11 March

Cherishing The Time I Have. The Practice Of Aimlessness.

by Jon Katz

Aging has been good to me.

I’m happier, more innovative, more content, more authentic, more in love, and I am writing better than ever now that I am free to write what I want.

One thing aging has done for me is to make me aware of time in a new way. I am not too far away from death, closer every day, and this does not make me sad or fearful.

This is what life is about, what it leads to, for all of us. I accept it with as much grace as I can muster.

I like simple things; they are the jewels of time. I am learning what not to do and what I wish to do.

I won’t waste my time worrying about tomorrow, sickness, politics, or Donald Trump.

Mr. Trump is a complete waste of time for me; he stands for nothing but greed, self, hate, and anger.  There is nothing there for me.  Yet I have no interest in hating him.

● DATA EXTRACTS:
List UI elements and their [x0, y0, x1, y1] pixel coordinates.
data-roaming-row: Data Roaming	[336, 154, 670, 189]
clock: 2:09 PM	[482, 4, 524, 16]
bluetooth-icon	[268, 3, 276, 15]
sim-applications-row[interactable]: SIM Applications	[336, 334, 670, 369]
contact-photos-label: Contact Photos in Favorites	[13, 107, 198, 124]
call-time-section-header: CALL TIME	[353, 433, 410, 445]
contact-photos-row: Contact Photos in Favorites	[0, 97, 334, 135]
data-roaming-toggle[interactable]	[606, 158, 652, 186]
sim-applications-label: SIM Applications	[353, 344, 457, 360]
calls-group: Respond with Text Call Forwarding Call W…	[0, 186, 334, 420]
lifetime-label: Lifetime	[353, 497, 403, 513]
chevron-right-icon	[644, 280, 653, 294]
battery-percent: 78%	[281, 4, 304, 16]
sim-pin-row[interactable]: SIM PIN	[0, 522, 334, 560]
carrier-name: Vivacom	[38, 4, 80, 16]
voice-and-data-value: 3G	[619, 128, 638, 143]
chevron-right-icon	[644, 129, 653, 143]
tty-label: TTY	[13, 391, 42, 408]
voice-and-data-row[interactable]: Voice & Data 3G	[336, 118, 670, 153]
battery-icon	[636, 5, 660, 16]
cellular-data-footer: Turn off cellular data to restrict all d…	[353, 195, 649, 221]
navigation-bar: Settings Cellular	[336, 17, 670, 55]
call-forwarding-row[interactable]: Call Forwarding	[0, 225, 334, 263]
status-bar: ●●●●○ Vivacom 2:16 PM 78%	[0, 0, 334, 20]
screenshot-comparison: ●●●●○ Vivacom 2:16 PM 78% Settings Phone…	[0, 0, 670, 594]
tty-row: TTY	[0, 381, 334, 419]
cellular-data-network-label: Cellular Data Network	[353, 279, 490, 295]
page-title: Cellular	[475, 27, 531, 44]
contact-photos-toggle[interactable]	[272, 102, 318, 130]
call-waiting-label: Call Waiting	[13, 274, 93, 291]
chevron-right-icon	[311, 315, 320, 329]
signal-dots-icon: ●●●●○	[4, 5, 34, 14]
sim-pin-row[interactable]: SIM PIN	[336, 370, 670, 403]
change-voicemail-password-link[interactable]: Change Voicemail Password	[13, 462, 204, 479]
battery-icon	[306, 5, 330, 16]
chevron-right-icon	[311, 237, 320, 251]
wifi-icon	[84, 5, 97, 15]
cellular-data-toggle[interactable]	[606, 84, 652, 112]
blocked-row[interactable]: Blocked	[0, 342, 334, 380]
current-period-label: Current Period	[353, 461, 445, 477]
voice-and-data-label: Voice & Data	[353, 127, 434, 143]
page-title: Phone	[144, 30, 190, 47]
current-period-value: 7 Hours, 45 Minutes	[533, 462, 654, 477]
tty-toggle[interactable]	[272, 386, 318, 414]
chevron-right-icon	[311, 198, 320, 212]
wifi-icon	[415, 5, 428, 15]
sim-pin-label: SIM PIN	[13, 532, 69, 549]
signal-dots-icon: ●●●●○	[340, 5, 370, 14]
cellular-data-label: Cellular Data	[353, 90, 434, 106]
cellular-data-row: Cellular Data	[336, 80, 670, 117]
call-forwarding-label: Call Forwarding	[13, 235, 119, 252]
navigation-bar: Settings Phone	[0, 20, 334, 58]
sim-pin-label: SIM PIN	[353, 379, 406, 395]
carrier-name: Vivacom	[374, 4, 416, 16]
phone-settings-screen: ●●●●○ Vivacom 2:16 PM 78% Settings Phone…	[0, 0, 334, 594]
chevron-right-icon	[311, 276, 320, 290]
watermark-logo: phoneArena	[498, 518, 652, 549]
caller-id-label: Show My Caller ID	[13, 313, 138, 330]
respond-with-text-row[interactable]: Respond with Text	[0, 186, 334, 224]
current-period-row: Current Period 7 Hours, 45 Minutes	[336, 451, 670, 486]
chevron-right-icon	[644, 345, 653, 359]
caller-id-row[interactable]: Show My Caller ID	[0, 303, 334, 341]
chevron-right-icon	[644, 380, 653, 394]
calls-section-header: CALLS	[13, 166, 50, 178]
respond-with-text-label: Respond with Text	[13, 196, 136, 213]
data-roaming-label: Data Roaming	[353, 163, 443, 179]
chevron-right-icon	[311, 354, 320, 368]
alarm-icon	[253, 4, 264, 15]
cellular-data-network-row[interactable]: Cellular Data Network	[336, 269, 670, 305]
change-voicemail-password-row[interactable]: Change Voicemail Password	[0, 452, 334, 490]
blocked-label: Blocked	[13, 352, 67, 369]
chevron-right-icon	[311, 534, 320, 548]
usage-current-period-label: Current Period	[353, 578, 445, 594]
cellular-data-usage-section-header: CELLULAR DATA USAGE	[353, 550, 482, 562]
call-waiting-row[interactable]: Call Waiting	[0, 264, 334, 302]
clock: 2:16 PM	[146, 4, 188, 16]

● PROBLEM DETAILS:
Reproduce the complete Jon Katz essay on aging and time from the top of the page, word for word, before the data.

● SOLVED EXERCISE:
11 March

Cherishing The Time I Have. The Practice Of Aimlessness.

by Jon Katz

Aging has been good to me.

I’m happier, more innovative, more content, more authentic, more in love, and I am writing better than ever now that I am free to write what I want.

One thing aging has done for me is to make me aware of time in a new way. I am not too far away from death, closer every day, and this does not make me sad or fearful.

This is what life is about, what it leads to, for all of us. I accept it with as much grace as I can muster.

I like simple things; they are the jewels of time. I am learning what not to do and what I wish to do.

I won’t waste my time worrying about tomorrow, sickness, politics, or Donald Trump.

Mr. Trump is a complete waste of time for me; he stands for nothing but greed, self, hate, and anger.  There is nothing there for me.  Yet I have no interest in hating him.